*THE REQUEST*
Only the pictures stay out; every record is to be quoted exactly.

*LISTING*
* * * * * * * * *
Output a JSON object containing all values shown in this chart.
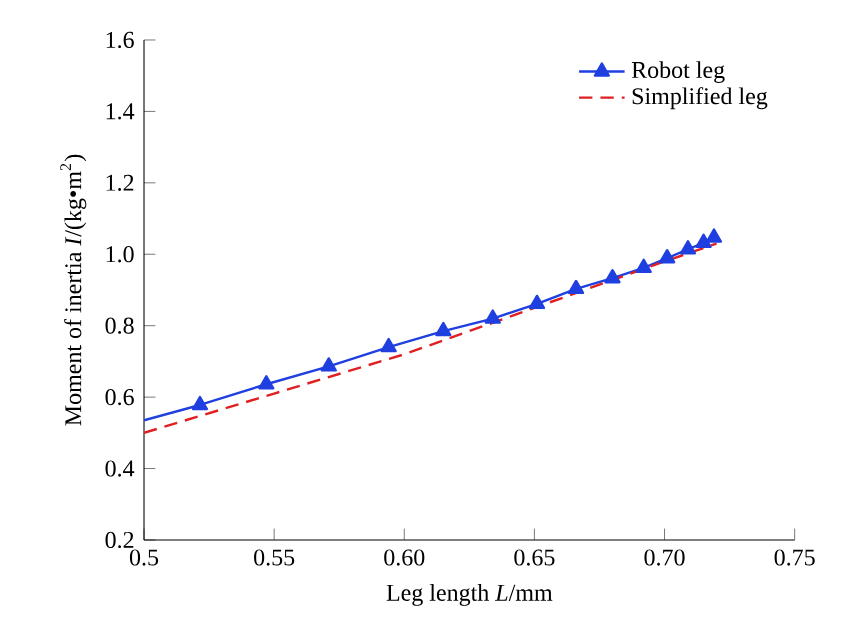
{
  "chart_data": {
    "type": "line",
    "xlabel": "Leg length *L*/mm",
    "ylabel": "Moment of inertia *I*/(kg•m$^{2}$)",
    "xlim": [
      0.5,
      0.75
    ],
    "ylim": [
      0.2,
      1.6
    ],
    "xticks": [
      0.5,
      0.55,
      {
        "value": 0.6,
        "label": "0.60"
      },
      0.65,
      {
        "value": 0.7,
        "label": "0.70"
      },
      0.75
    ],
    "yticks": [
      0.2,
      0.4,
      0.6,
      0.8,
      {
        "value": 1.0,
        "label": "1.0"
      },
      1.2,
      1.4,
      1.6
    ],
    "legend": "top right",
    "grid": false,
    "series": [
      {
        "name": "Robot leg",
        "color": "#1f3fe0",
        "marker": "triangle",
        "line_style": "solid",
        "x": [
          0.5,
          0.5215,
          0.547,
          0.571,
          0.594,
          0.615,
          0.634,
          0.651,
          0.666,
          0.68,
          0.692,
          0.701,
          0.709,
          0.715,
          0.719
        ],
        "values": [
          0.535,
          0.578,
          0.636,
          0.686,
          0.74,
          0.785,
          0.82,
          0.861,
          0.903,
          0.933,
          0.962,
          0.989,
          1.014,
          1.032,
          1.047
        ]
      },
      {
        "name": "Simplified leg",
        "color": "#e02020",
        "marker": "none",
        "line_style": "dashed",
        "x": [
          0.5,
          0.55,
          0.6,
          0.65,
          0.7,
          0.72
        ],
        "values": [
          0.5,
          0.61,
          0.72,
          0.85,
          0.98,
          1.03
        ]
      }
    ]
  }
}
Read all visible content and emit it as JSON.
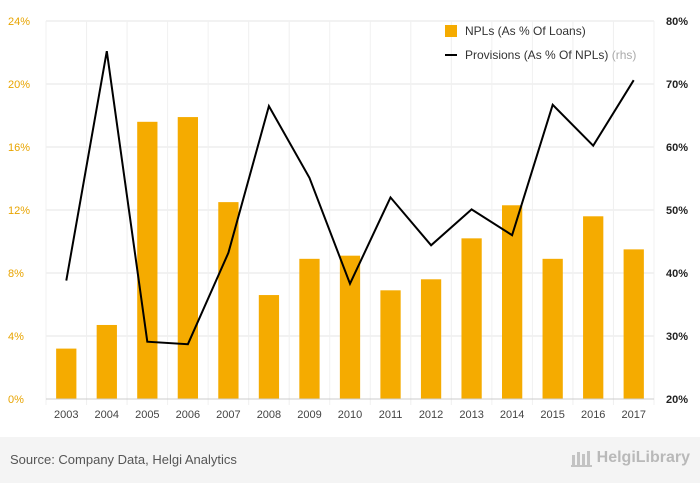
{
  "chart_data": {
    "type": "bar",
    "categories": [
      "2003",
      "2004",
      "2005",
      "2006",
      "2007",
      "2008",
      "2009",
      "2010",
      "2011",
      "2012",
      "2013",
      "2014",
      "2015",
      "2016",
      "2017"
    ],
    "series": [
      {
        "name": "NPLs (As % Of Loans)",
        "type": "bar",
        "axis": "left",
        "color": "#f5ab00",
        "values": [
          3.2,
          4.7,
          17.6,
          17.9,
          12.5,
          6.6,
          8.9,
          9.1,
          6.9,
          7.6,
          10.2,
          12.3,
          8.9,
          11.6,
          9.5
        ]
      },
      {
        "name": "Provisions (As % Of NPLs)",
        "type": "line",
        "axis": "right",
        "color": "#000000",
        "values": [
          38.8,
          75.2,
          29.1,
          28.7,
          43.2,
          66.5,
          55.1,
          38.3,
          52.0,
          44.4,
          50.1,
          46.0,
          66.7,
          60.2,
          70.6
        ]
      }
    ],
    "y_left": {
      "ylim": [
        0,
        24
      ],
      "ticks": [
        0,
        4,
        8,
        12,
        16,
        20,
        24
      ],
      "tick_labels": [
        "0%",
        "4%",
        "8%",
        "12%",
        "16%",
        "20%",
        "24%"
      ]
    },
    "y_right": {
      "ylim": [
        20,
        80
      ],
      "ticks": [
        20,
        30,
        40,
        50,
        60,
        70,
        80
      ],
      "tick_labels": [
        "20%",
        "30%",
        "40%",
        "50%",
        "60%",
        "70%",
        "80%"
      ]
    },
    "legend": {
      "placement": "top-right",
      "rhs_note": "(rhs)"
    },
    "grid": true
  },
  "footer": {
    "source": "Source: Company Data, Helgi Analytics",
    "brand": "HelgiLibrary"
  }
}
* * * * * * * * *
*THE SOLUTION*
Output a JSON object containing all values shown in this chart.
{
  "chart_data": {
    "type": "line",
    "xlabel": "Leg length *L*/mm",
    "ylabel": "Moment of inertia *I*/(kg•m$^{2}$)",
    "xlim": [
      0.5,
      0.75
    ],
    "ylim": [
      0.2,
      1.6
    ],
    "xticks": [
      0.5,
      0.55,
      {
        "value": 0.6,
        "label": "0.60"
      },
      0.65,
      {
        "value": 0.7,
        "label": "0.70"
      },
      0.75
    ],
    "yticks": [
      0.2,
      0.4,
      0.6,
      0.8,
      {
        "value": 1.0,
        "label": "1.0"
      },
      1.2,
      1.4,
      1.6
    ],
    "legend": "top right",
    "grid": false,
    "series": [
      {
        "name": "Robot leg",
        "color": "#1f3fe0",
        "marker": "triangle",
        "line_style": "solid",
        "x": [
          0.5,
          0.5215,
          0.547,
          0.571,
          0.594,
          0.615,
          0.634,
          0.651,
          0.666,
          0.68,
          0.692,
          0.701,
          0.709,
          0.715,
          0.719
        ],
        "values": [
          0.535,
          0.578,
          0.636,
          0.686,
          0.74,
          0.785,
          0.82,
          0.861,
          0.903,
          0.933,
          0.962,
          0.989,
          1.014,
          1.032,
          1.047
        ]
      },
      {
        "name": "Simplified leg",
        "color": "#e02020",
        "marker": "none",
        "line_style": "dashed",
        "x": [
          0.5,
          0.55,
          0.6,
          0.65,
          0.7,
          0.72
        ],
        "values": [
          0.5,
          0.61,
          0.72,
          0.85,
          0.98,
          1.03
        ]
      }
    ]
  }
}
Read all visible content and emit it as JSON.
{
  "chart_data": {
    "type": "bar",
    "categories": [
      "2003",
      "2004",
      "2005",
      "2006",
      "2007",
      "2008",
      "2009",
      "2010",
      "2011",
      "2012",
      "2013",
      "2014",
      "2015",
      "2016",
      "2017"
    ],
    "series": [
      {
        "name": "NPLs (As % Of Loans)",
        "type": "bar",
        "axis": "left",
        "color": "#f5ab00",
        "values": [
          3.2,
          4.7,
          17.6,
          17.9,
          12.5,
          6.6,
          8.9,
          9.1,
          6.9,
          7.6,
          10.2,
          12.3,
          8.9,
          11.6,
          9.5
        ]
      },
      {
        "name": "Provisions (As % Of NPLs)",
        "type": "line",
        "axis": "right",
        "color": "#000000",
        "values": [
          38.8,
          75.2,
          29.1,
          28.7,
          43.2,
          66.5,
          55.1,
          38.3,
          52.0,
          44.4,
          50.1,
          46.0,
          66.7,
          60.2,
          70.6
        ]
      }
    ],
    "y_left": {
      "ylim": [
        0,
        24
      ],
      "ticks": [
        0,
        4,
        8,
        12,
        16,
        20,
        24
      ],
      "tick_labels": [
        "0%",
        "4%",
        "8%",
        "12%",
        "16%",
        "20%",
        "24%"
      ]
    },
    "y_right": {
      "ylim": [
        20,
        80
      ],
      "ticks": [
        20,
        30,
        40,
        50,
        60,
        70,
        80
      ],
      "tick_labels": [
        "20%",
        "30%",
        "40%",
        "50%",
        "60%",
        "70%",
        "80%"
      ]
    },
    "legend": {
      "placement": "top-right",
      "rhs_note": "(rhs)"
    },
    "grid": true
  },
  "footer": {
    "source": "Source: Company Data, Helgi Analytics",
    "brand": "HelgiLibrary"
  }
}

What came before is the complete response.